Extracted data entries
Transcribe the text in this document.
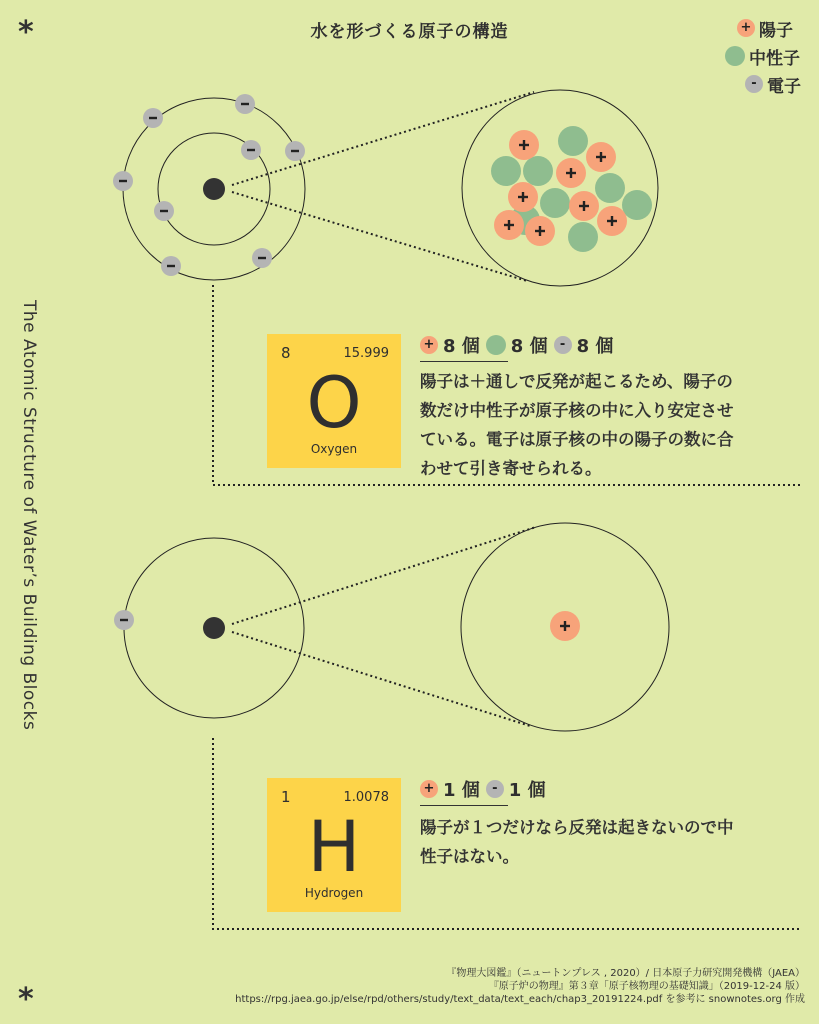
*
*
水を形づくる原子の構造	+ 陽子
中性子
- 電子
The Atomic Structure of Water’s Building Blocks	8	15.999
O
Oxygen
+ 8 個 8 個 - 8 個
陽子は＋通しで反発が起こるため、陽子の
数だけ中性子が原子核の中に入り安定させ
ている。電子は原子核の中の陽子の数に合
わせて引き寄せられる。
1	1.0078
H
Hydrogen
+ 1 個 - 1 個
陽子が１つだけなら反発は起きないので中
性子はない。
『物理大図鑑』（ニュートンプレス , 2020）/ 日本原子力研究開発機構（JAEA）
『原子炉の物理』第３章「原子核物理の基礎知識」（2019-12-24 版）
https://rpg.jaea.go.jp/else/rpd/others/study/text_data/text_each/chap3_20191224.pdf を参考に snownotes.org 作成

Exercise instructions:
In your copy, repeat each record exactly and include no pictures.

Reply:
Transcribe the text in this document.
*
*
水を形づくる原子の構造	+ 陽子
中性子
- 電子
The Atomic Structure of Water’s Building Blocks	8	15.999
O
Oxygen
+ 8 個 8 個 - 8 個
陽子は＋通しで反発が起こるため、陽子の
数だけ中性子が原子核の中に入り安定させ
ている。電子は原子核の中の陽子の数に合
わせて引き寄せられる。
1	1.0078
H
Hydrogen
+ 1 個 - 1 個
陽子が１つだけなら反発は起きないので中
性子はない。
『物理大図鑑』（ニュートンプレス , 2020）/ 日本原子力研究開発機構（JAEA）
『原子炉の物理』第３章「原子核物理の基礎知識」（2019-12-24 版）
https://rpg.jaea.go.jp/else/rpd/others/study/text_data/text_each/chap3_20191224.pdf を参考に snownotes.org 作成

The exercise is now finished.